INFORMATION GIVEN:
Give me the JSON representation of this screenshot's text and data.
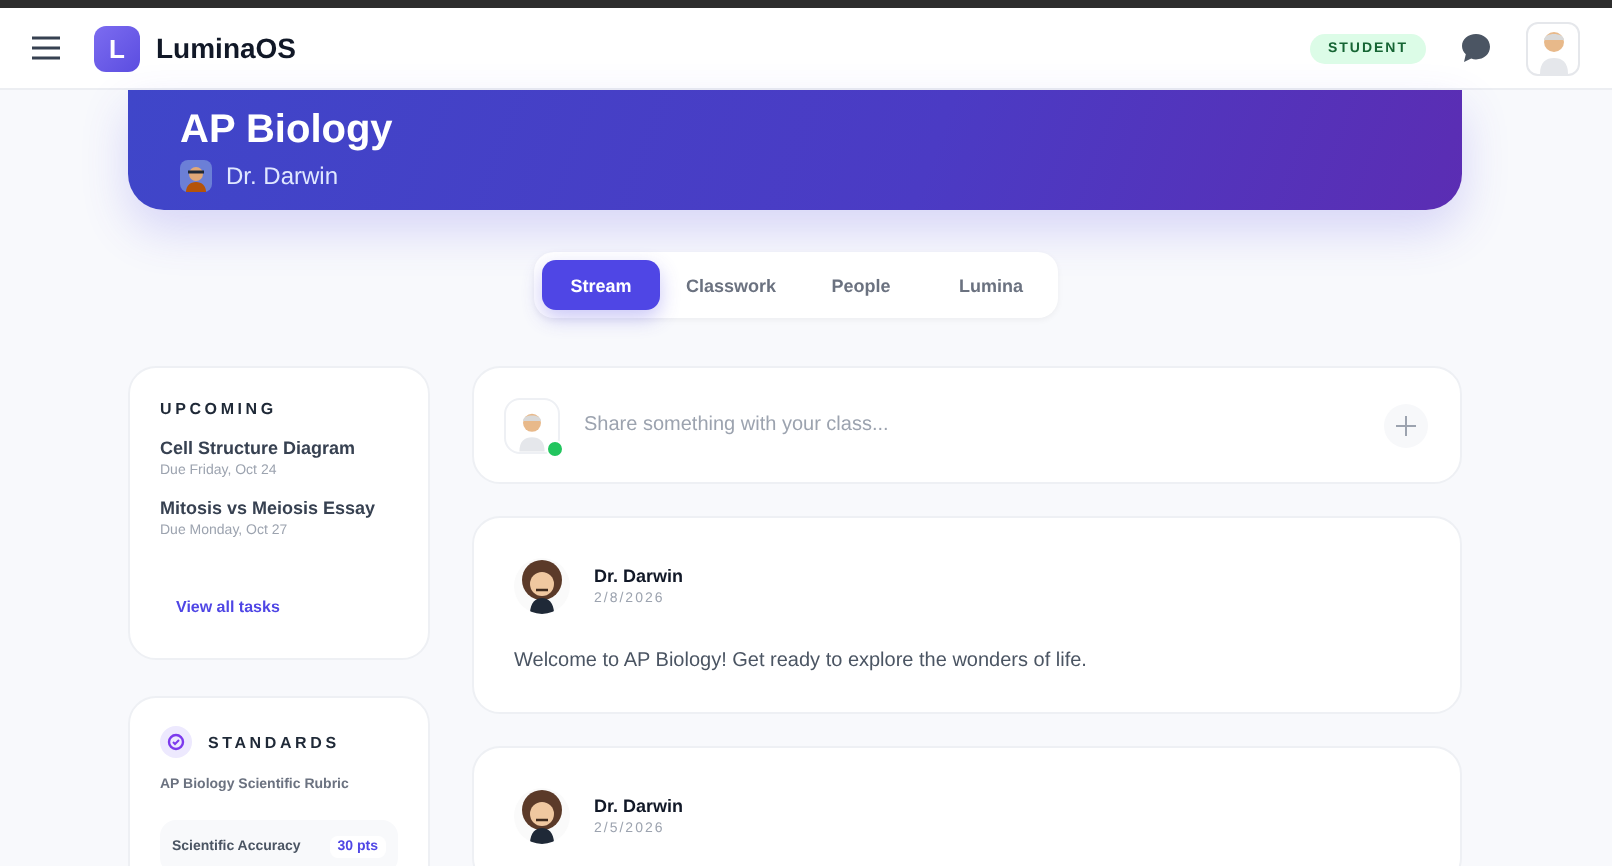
{
  "app": {
    "logo_letter": "L",
    "name": "LuminaOS",
    "role_badge": "STUDENT"
  },
  "course": {
    "title": "AP Biology",
    "teacher": "Dr. Darwin"
  },
  "tabs": [
    {
      "label": "Stream",
      "selected": true
    },
    {
      "label": "Classwork",
      "selected": false
    },
    {
      "label": "People",
      "selected": false
    },
    {
      "label": "Lumina",
      "selected": false
    }
  ],
  "upcoming": {
    "title": "UPCOMING",
    "tasks": [
      {
        "name": "Cell Structure Diagram",
        "due": "Due Friday, Oct 24"
      },
      {
        "name": "Mitosis vs Meiosis Essay",
        "due": "Due Monday, Oct 27"
      }
    ],
    "link": "View all tasks"
  },
  "standards": {
    "title": "STANDARDS",
    "rubric": "AP Biology Scientific Rubric",
    "criteria": [
      {
        "name": "Scientific Accuracy",
        "points": "30 pts"
      }
    ]
  },
  "composer": {
    "placeholder": "Share something with your class...",
    "online": true
  },
  "posts": [
    {
      "author": "Dr. Darwin",
      "date": "2/8/2026",
      "text": "Welcome to AP Biology! Get ready to explore the wonders of life."
    },
    {
      "author": "Dr. Darwin",
      "date": "2/5/2026"
    }
  ]
}
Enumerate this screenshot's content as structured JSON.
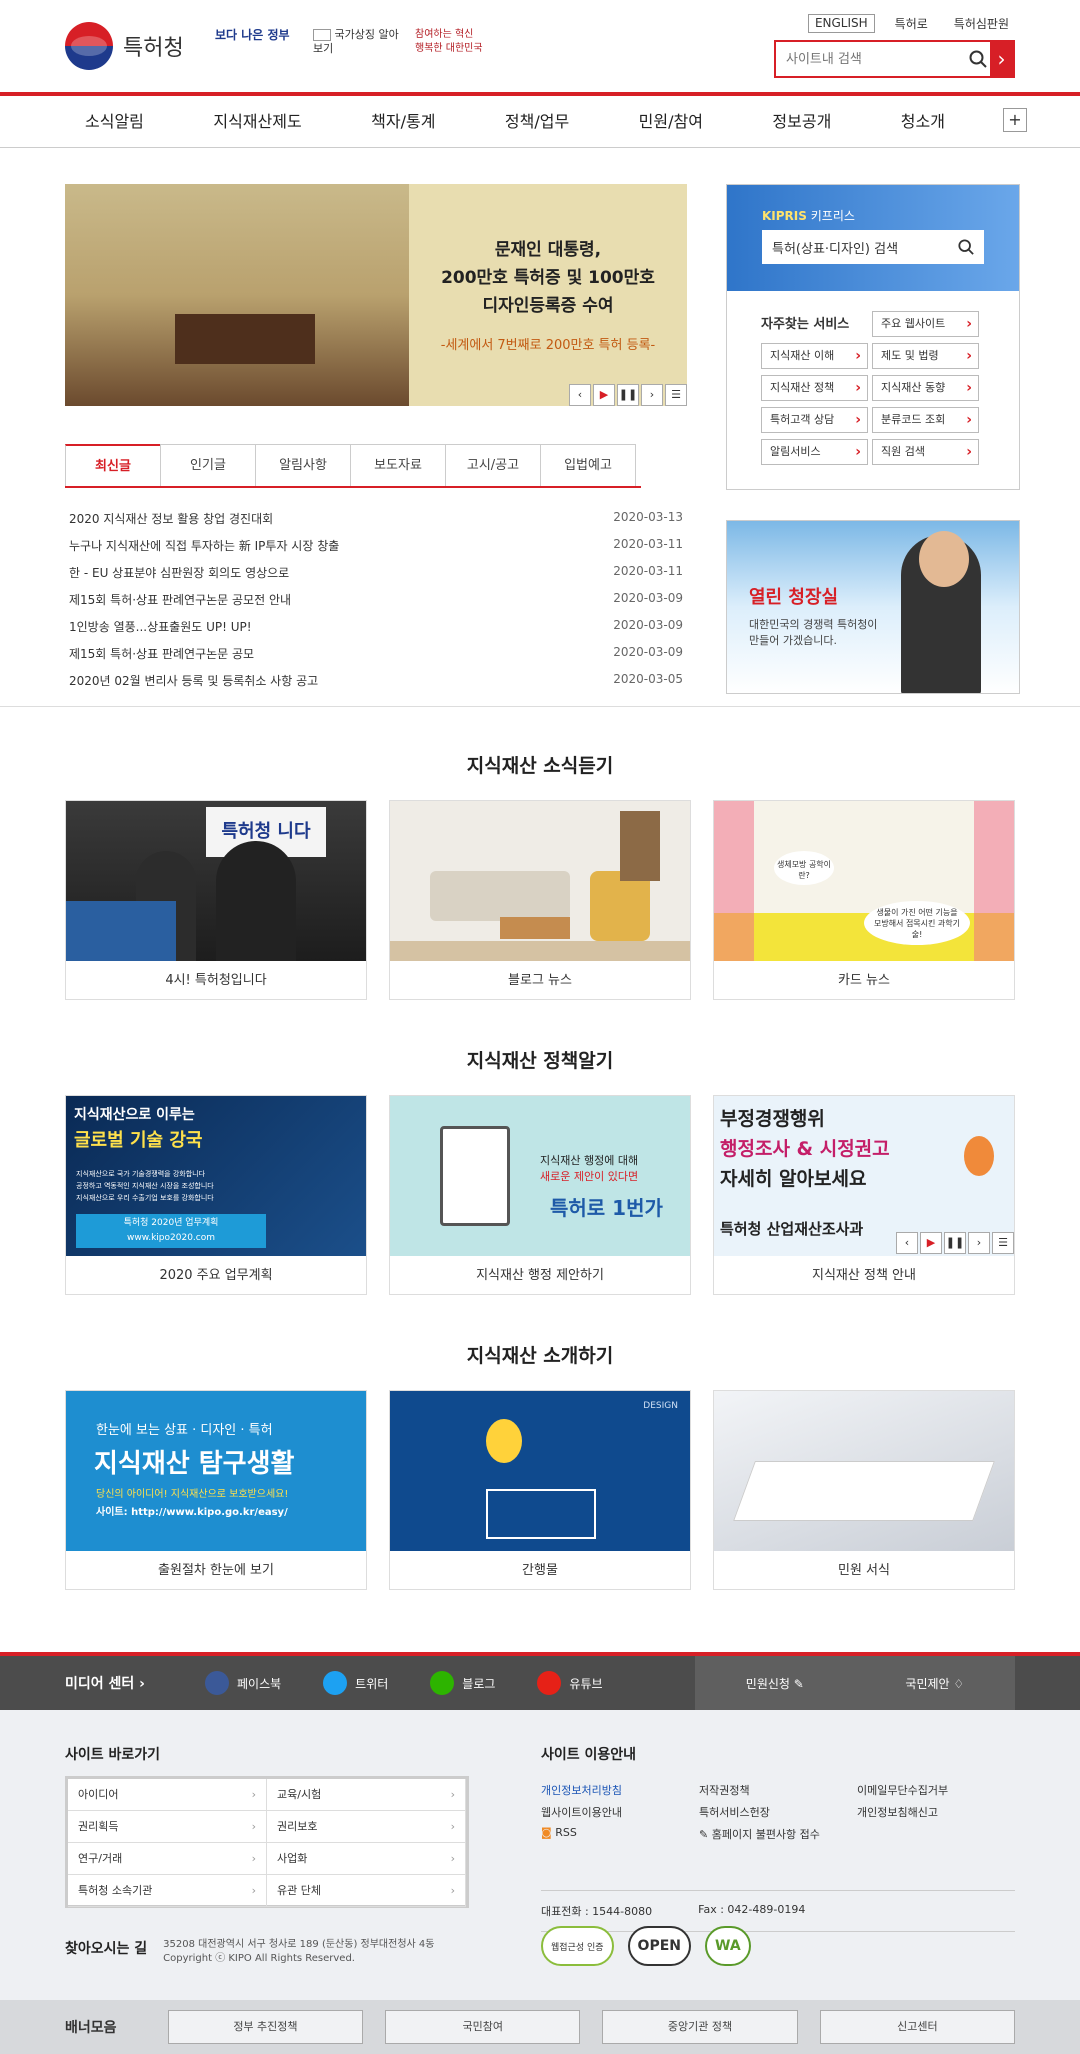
{
  "header": {
    "org_name": "특허청",
    "badge1": "보다 나은 정부",
    "badge2": "국가상징 알아보기",
    "badge3": "참여하는 혁신 행복한 대한민국",
    "util": [
      "ENGLISH",
      "특허로",
      "특허심판원"
    ],
    "search_placeholder": "사이트내 검색"
  },
  "gnb": [
    "소식알림",
    "지식재산제도",
    "책자/통계",
    "정책/업무",
    "민원/참여",
    "정보공개",
    "청소개"
  ],
  "visual": {
    "line1": "문재인 대통령,",
    "line2": "200만호 특허증 및 100만호",
    "line3": "디자인등록증 수여",
    "sub": "-세계에서 7번째로 200만호 특허 등록-",
    "controls": [
      "‹",
      "▶",
      "❚❚",
      "›",
      "☰"
    ]
  },
  "kipris": {
    "label_brand": "KIPRIS",
    "label": "키프리스",
    "search": "특허(상표·디자인) 검색",
    "services_title": "자주찾는 서비스",
    "services": [
      "주요 웹사이트",
      "지식재산 이해",
      "제도 및 법령",
      "지식재산 정책",
      "지식재산 동향",
      "특허고객 상담",
      "분류코드 조회",
      "알림서비스",
      "직원 검색"
    ]
  },
  "tabs": [
    "최신글",
    "인기글",
    "알림사항",
    "보도자료",
    "고시/공고",
    "입법예고"
  ],
  "news": [
    {
      "t": "2020 지식재산 정보 활용 창업 경진대회",
      "d": "2020-03-13"
    },
    {
      "t": "누구나 지식재산에 직접 투자하는 新 IP투자 시장 창출",
      "d": "2020-03-11"
    },
    {
      "t": "한 - EU 상표분야 심판원장 회의도 영상으로",
      "d": "2020-03-11"
    },
    {
      "t": "제15회 특허·상표 판례연구논문 공모전 안내",
      "d": "2020-03-09"
    },
    {
      "t": "1인방송 열풍...상표출원도 UP! UP!",
      "d": "2020-03-09"
    },
    {
      "t": "제15회 특허·상표 판례연구논문 공모",
      "d": "2020-03-09"
    },
    {
      "t": "2020년 02월 변리사 등록 및 등록취소 사항 공고",
      "d": "2020-03-05"
    }
  ],
  "openbox": {
    "title": "열린 청장실",
    "sub": "대한민국의 경쟁력 특허청이 만들어 가겠습니다."
  },
  "sec1": {
    "title": "지식재산 소식듣기",
    "cards": [
      "4시! 특허청입니다",
      "블로그 뉴스",
      "카드 뉴스"
    ],
    "card1_text": "특허청 니다",
    "card3_t1": "생체모방 공학이란?",
    "card3_t2": "생물이 가진 어떤 기능을 모방해서 접목시킨 과학기술!"
  },
  "sec2": {
    "title": "지식재산 정책알기",
    "cards": [
      "2020 주요 업무계획",
      "지식재산 행정 제안하기",
      "지식재산 정책 안내"
    ],
    "c1_t1": "지식재산으로 이루는",
    "c1_t2": "글로벌 기술 강국",
    "c1_bul": [
      "지식재산으로 국가 기술경쟁력을 강화합니다",
      "공정하고 역동적인 지식재산 시장을 조성합니다",
      "지식재산으로 우리 수출기업 보호를 강화합니다"
    ],
    "c1_foot1": "특허청 2020년 업무계획",
    "c1_foot2": "www.kipo2020.com",
    "c2_t1": "지식재산 행정에 대해",
    "c2_t2": "새로운 제안이 있다면",
    "c2_t3": "특허로 1번가",
    "c3_t1": "부정경쟁행위",
    "c3_t2": "행정조사 & 시정권고",
    "c3_t3": "자세히 알아보세요",
    "c3_t4": "특허청 산업재산조사과"
  },
  "sec3": {
    "title": "지식재산 소개하기",
    "cards": [
      "출원절차 한눈에 보기",
      "간행물",
      "민원 서식"
    ],
    "c1_t1": "한눈에 보는 상표 · 디자인 · 특허",
    "c1_t2": "지식재산 탐구생활",
    "c1_t3": "당신의 아이디어! 지식재산으로 보호받으세요!",
    "c1_t4": "사이트: http://www.kipo.go.kr/easy/",
    "c2_tag": "DESIGN"
  },
  "media": {
    "title": "미디어 센터",
    "sns": [
      "페이스북",
      "트위터",
      "블로그",
      "유튜브"
    ],
    "right": [
      "민원신청",
      "국민제안"
    ]
  },
  "footer": {
    "sitego_title": "사이트 바로가기",
    "sitego": [
      "아이디어",
      "교육/시험",
      "권리획득",
      "권리보호",
      "연구/거래",
      "사업화",
      "특허청 소속기관",
      "유관 단체"
    ],
    "guide_title": "사이트 이용안내",
    "guide": [
      "개인정보처리방침",
      "저작권정책",
      "이메일무단수집거부",
      "웹사이트이용안내",
      "특허서비스헌장",
      "개인정보침해신고",
      "RSS",
      "홈페이지 불편사항 접수"
    ],
    "tel": "대표전화 : 1544-8080",
    "fax": "Fax : 042-489-0194",
    "addr_title": "찾아오시는 길",
    "addr": "35208 대전광역시 서구 청사로 189 (둔산동) 정부대전청사 4동",
    "copy": "Copyright ⓒ KIPO All Rights Reserved.",
    "certs": [
      "웹접근성 인증",
      "OPEN",
      "WA"
    ]
  },
  "banner": {
    "title": "배너모음",
    "items": [
      "정부 추진정책",
      "국민참여",
      "중앙기관 정책",
      "신고센터"
    ]
  },
  "colors": {
    "brand": "#d71f26",
    "kipris": "#2f75c9"
  }
}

SHORT TASK: Quote the listing above in full, except for the pictures.

COMPLETED EXERCISE:
Give me the JSON representation of this screenshot's text and data.
{
  "app": {
    "logo_letter": "L",
    "name": "LuminaOS",
    "role_badge": "STUDENT"
  },
  "course": {
    "title": "AP Biology",
    "teacher": "Dr. Darwin"
  },
  "tabs": [
    {
      "label": "Stream",
      "selected": true
    },
    {
      "label": "Classwork",
      "selected": false
    },
    {
      "label": "People",
      "selected": false
    },
    {
      "label": "Lumina",
      "selected": false
    }
  ],
  "upcoming": {
    "title": "UPCOMING",
    "tasks": [
      {
        "name": "Cell Structure Diagram",
        "due": "Due Friday, Oct 24"
      },
      {
        "name": "Mitosis vs Meiosis Essay",
        "due": "Due Monday, Oct 27"
      }
    ],
    "link": "View all tasks"
  },
  "standards": {
    "title": "STANDARDS",
    "rubric": "AP Biology Scientific Rubric",
    "criteria": [
      {
        "name": "Scientific Accuracy",
        "points": "30 pts"
      }
    ]
  },
  "composer": {
    "placeholder": "Share something with your class...",
    "online": true
  },
  "posts": [
    {
      "author": "Dr. Darwin",
      "date": "2/8/2026",
      "text": "Welcome to AP Biology! Get ready to explore the wonders of life."
    },
    {
      "author": "Dr. Darwin",
      "date": "2/5/2026"
    }
  ]
}
Enumerate this screenshot's content as structured JSON.
{
  "header": {
    "org_name": "특허청",
    "badge1": "보다 나은 정부",
    "badge2": "국가상징 알아보기",
    "badge3": "참여하는 혁신 행복한 대한민국",
    "util": [
      "ENGLISH",
      "특허로",
      "특허심판원"
    ],
    "search_placeholder": "사이트내 검색"
  },
  "gnb": [
    "소식알림",
    "지식재산제도",
    "책자/통계",
    "정책/업무",
    "민원/참여",
    "정보공개",
    "청소개"
  ],
  "visual": {
    "line1": "문재인 대통령,",
    "line2": "200만호 특허증 및 100만호",
    "line3": "디자인등록증 수여",
    "sub": "-세계에서 7번째로 200만호 특허 등록-",
    "controls": [
      "‹",
      "▶",
      "❚❚",
      "›",
      "☰"
    ]
  },
  "kipris": {
    "label_brand": "KIPRIS",
    "label": "키프리스",
    "search": "특허(상표·디자인) 검색",
    "services_title": "자주찾는 서비스",
    "services": [
      "주요 웹사이트",
      "지식재산 이해",
      "제도 및 법령",
      "지식재산 정책",
      "지식재산 동향",
      "특허고객 상담",
      "분류코드 조회",
      "알림서비스",
      "직원 검색"
    ]
  },
  "tabs": [
    "최신글",
    "인기글",
    "알림사항",
    "보도자료",
    "고시/공고",
    "입법예고"
  ],
  "news": [
    {
      "t": "2020 지식재산 정보 활용 창업 경진대회",
      "d": "2020-03-13"
    },
    {
      "t": "누구나 지식재산에 직접 투자하는 新 IP투자 시장 창출",
      "d": "2020-03-11"
    },
    {
      "t": "한 - EU 상표분야 심판원장 회의도 영상으로",
      "d": "2020-03-11"
    },
    {
      "t": "제15회 특허·상표 판례연구논문 공모전 안내",
      "d": "2020-03-09"
    },
    {
      "t": "1인방송 열풍...상표출원도 UP! UP!",
      "d": "2020-03-09"
    },
    {
      "t": "제15회 특허·상표 판례연구논문 공모",
      "d": "2020-03-09"
    },
    {
      "t": "2020년 02월 변리사 등록 및 등록취소 사항 공고",
      "d": "2020-03-05"
    }
  ],
  "openbox": {
    "title": "열린 청장실",
    "sub": "대한민국의 경쟁력 특허청이 만들어 가겠습니다."
  },
  "sec1": {
    "title": "지식재산 소식듣기",
    "cards": [
      "4시! 특허청입니다",
      "블로그 뉴스",
      "카드 뉴스"
    ],
    "card1_text": "특허청 니다",
    "card3_t1": "생체모방 공학이란?",
    "card3_t2": "생물이 가진 어떤 기능을 모방해서 접목시킨 과학기술!"
  },
  "sec2": {
    "title": "지식재산 정책알기",
    "cards": [
      "2020 주요 업무계획",
      "지식재산 행정 제안하기",
      "지식재산 정책 안내"
    ],
    "c1_t1": "지식재산으로 이루는",
    "c1_t2": "글로벌 기술 강국",
    "c1_bul": [
      "지식재산으로 국가 기술경쟁력을 강화합니다",
      "공정하고 역동적인 지식재산 시장을 조성합니다",
      "지식재산으로 우리 수출기업 보호를 강화합니다"
    ],
    "c1_foot1": "특허청 2020년 업무계획",
    "c1_foot2": "www.kipo2020.com",
    "c2_t1": "지식재산 행정에 대해",
    "c2_t2": "새로운 제안이 있다면",
    "c2_t3": "특허로 1번가",
    "c3_t1": "부정경쟁행위",
    "c3_t2": "행정조사 & 시정권고",
    "c3_t3": "자세히 알아보세요",
    "c3_t4": "특허청 산업재산조사과"
  },
  "sec3": {
    "title": "지식재산 소개하기",
    "cards": [
      "출원절차 한눈에 보기",
      "간행물",
      "민원 서식"
    ],
    "c1_t1": "한눈에 보는 상표 · 디자인 · 특허",
    "c1_t2": "지식재산 탐구생활",
    "c1_t3": "당신의 아이디어! 지식재산으로 보호받으세요!",
    "c1_t4": "사이트: http://www.kipo.go.kr/easy/",
    "c2_tag": "DESIGN"
  },
  "media": {
    "title": "미디어 센터",
    "sns": [
      "페이스북",
      "트위터",
      "블로그",
      "유튜브"
    ],
    "right": [
      "민원신청",
      "국민제안"
    ]
  },
  "footer": {
    "sitego_title": "사이트 바로가기",
    "sitego": [
      "아이디어",
      "교육/시험",
      "권리획득",
      "권리보호",
      "연구/거래",
      "사업화",
      "특허청 소속기관",
      "유관 단체"
    ],
    "guide_title": "사이트 이용안내",
    "guide": [
      "개인정보처리방침",
      "저작권정책",
      "이메일무단수집거부",
      "웹사이트이용안내",
      "특허서비스헌장",
      "개인정보침해신고",
      "RSS",
      "홈페이지 불편사항 접수"
    ],
    "tel": "대표전화 : 1544-8080",
    "fax": "Fax : 042-489-0194",
    "addr_title": "찾아오시는 길",
    "addr": "35208 대전광역시 서구 청사로 189 (둔산동) 정부대전청사 4동",
    "copy": "Copyright ⓒ KIPO All Rights Reserved.",
    "certs": [
      "웹접근성 인증",
      "OPEN",
      "WA"
    ]
  },
  "banner": {
    "title": "배너모음",
    "items": [
      "정부 추진정책",
      "국민참여",
      "중앙기관 정책",
      "신고센터"
    ]
  },
  "colors": {
    "brand": "#d71f26",
    "kipris": "#2f75c9"
  }
}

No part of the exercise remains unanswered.